:: OBJECTIVE ::
Retype nothing except the lines below from the one with "Extract the structured" through the one with "Output a JSON", exactly, with images left out.

(Items listed in a dataset)
──────────

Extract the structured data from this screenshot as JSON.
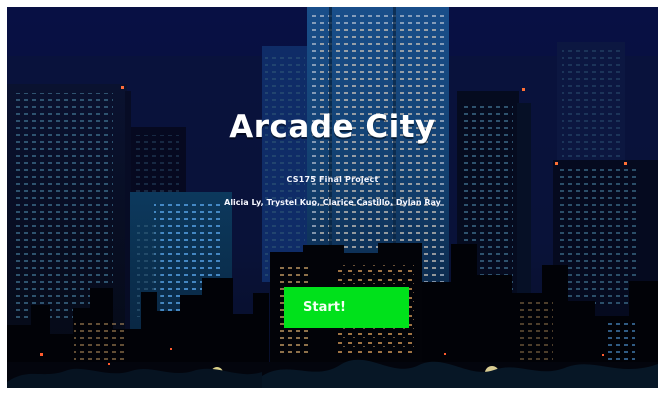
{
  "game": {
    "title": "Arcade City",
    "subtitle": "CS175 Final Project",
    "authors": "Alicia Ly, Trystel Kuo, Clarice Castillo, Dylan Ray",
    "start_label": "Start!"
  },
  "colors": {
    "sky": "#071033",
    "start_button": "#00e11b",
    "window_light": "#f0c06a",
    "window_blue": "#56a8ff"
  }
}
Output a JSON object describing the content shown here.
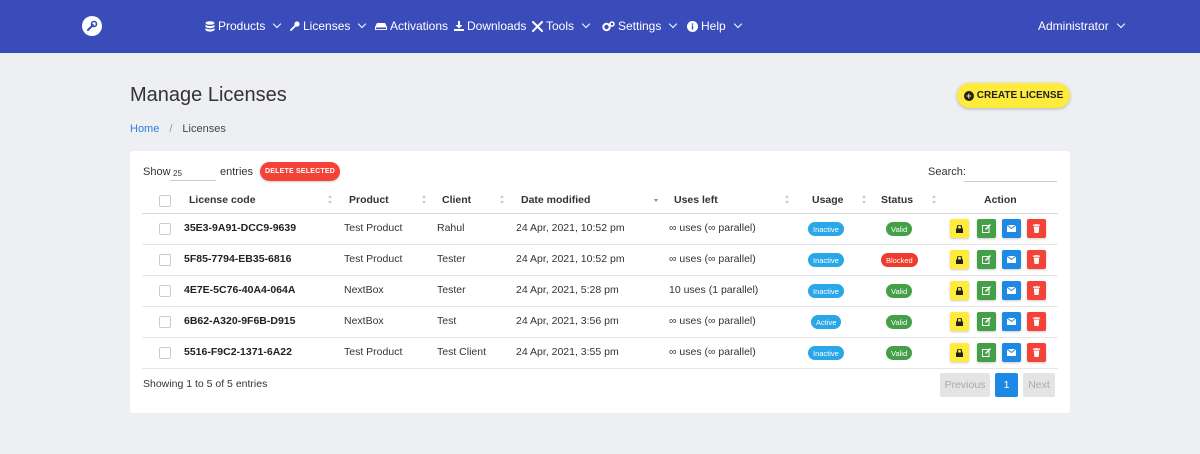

──────────

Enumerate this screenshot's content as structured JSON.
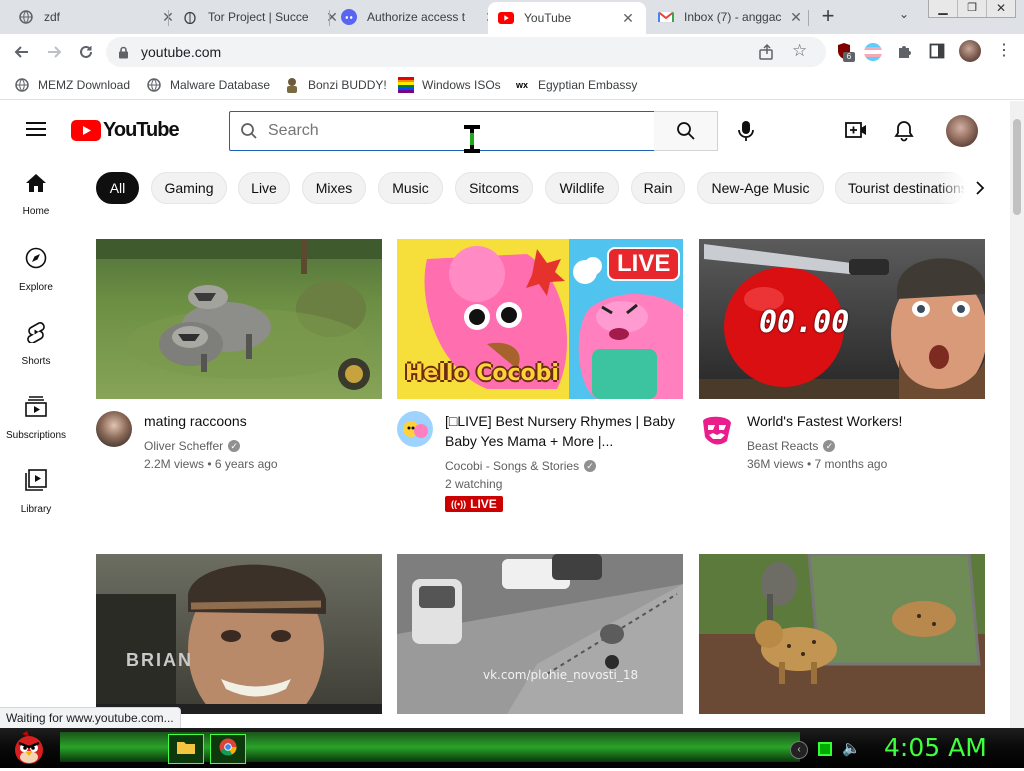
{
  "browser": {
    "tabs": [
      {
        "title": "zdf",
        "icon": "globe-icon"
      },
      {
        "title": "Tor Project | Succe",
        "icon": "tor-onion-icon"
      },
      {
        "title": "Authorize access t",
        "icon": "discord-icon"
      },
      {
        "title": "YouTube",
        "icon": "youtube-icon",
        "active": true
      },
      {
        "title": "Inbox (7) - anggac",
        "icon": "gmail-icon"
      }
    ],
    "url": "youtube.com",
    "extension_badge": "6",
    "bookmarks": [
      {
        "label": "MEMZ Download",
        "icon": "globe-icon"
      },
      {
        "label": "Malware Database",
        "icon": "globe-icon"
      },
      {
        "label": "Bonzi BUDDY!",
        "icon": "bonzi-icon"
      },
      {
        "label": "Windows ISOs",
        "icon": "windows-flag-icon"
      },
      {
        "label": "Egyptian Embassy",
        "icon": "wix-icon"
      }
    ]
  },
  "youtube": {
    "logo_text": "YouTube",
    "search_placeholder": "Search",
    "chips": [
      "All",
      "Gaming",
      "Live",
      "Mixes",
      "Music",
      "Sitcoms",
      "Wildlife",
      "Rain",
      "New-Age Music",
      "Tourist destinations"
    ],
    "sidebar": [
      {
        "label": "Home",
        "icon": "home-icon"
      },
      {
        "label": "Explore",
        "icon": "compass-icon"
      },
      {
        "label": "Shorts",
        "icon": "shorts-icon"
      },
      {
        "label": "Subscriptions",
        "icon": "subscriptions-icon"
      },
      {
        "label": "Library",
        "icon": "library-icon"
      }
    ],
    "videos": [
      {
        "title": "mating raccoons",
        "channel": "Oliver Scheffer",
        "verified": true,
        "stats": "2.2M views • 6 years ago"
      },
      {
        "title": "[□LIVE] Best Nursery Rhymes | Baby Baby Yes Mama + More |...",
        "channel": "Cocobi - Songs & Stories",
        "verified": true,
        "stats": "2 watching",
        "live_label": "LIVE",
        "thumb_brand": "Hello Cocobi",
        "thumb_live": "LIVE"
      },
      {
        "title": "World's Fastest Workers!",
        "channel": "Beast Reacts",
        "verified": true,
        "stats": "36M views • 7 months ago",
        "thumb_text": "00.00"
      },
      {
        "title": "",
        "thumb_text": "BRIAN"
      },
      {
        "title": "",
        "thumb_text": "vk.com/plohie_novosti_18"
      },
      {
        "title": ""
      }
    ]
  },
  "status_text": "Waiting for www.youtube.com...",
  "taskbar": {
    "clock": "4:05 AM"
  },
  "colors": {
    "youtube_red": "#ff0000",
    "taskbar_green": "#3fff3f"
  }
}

──────────

:: WORKED ANSWER ::
Extract the structured data from this screenshot as JSON.
{
  "game": {
    "title": "Arcade City",
    "subtitle": "CS175 Final Project",
    "authors": "Alicia Ly, Trystel Kuo, Clarice Castillo, Dylan Ray",
    "start_label": "Start!"
  },
  "colors": {
    "sky": "#071033",
    "start_button": "#00e11b",
    "window_light": "#f0c06a",
    "window_blue": "#56a8ff"
  }
}
Output a JSON object describing the content shown here.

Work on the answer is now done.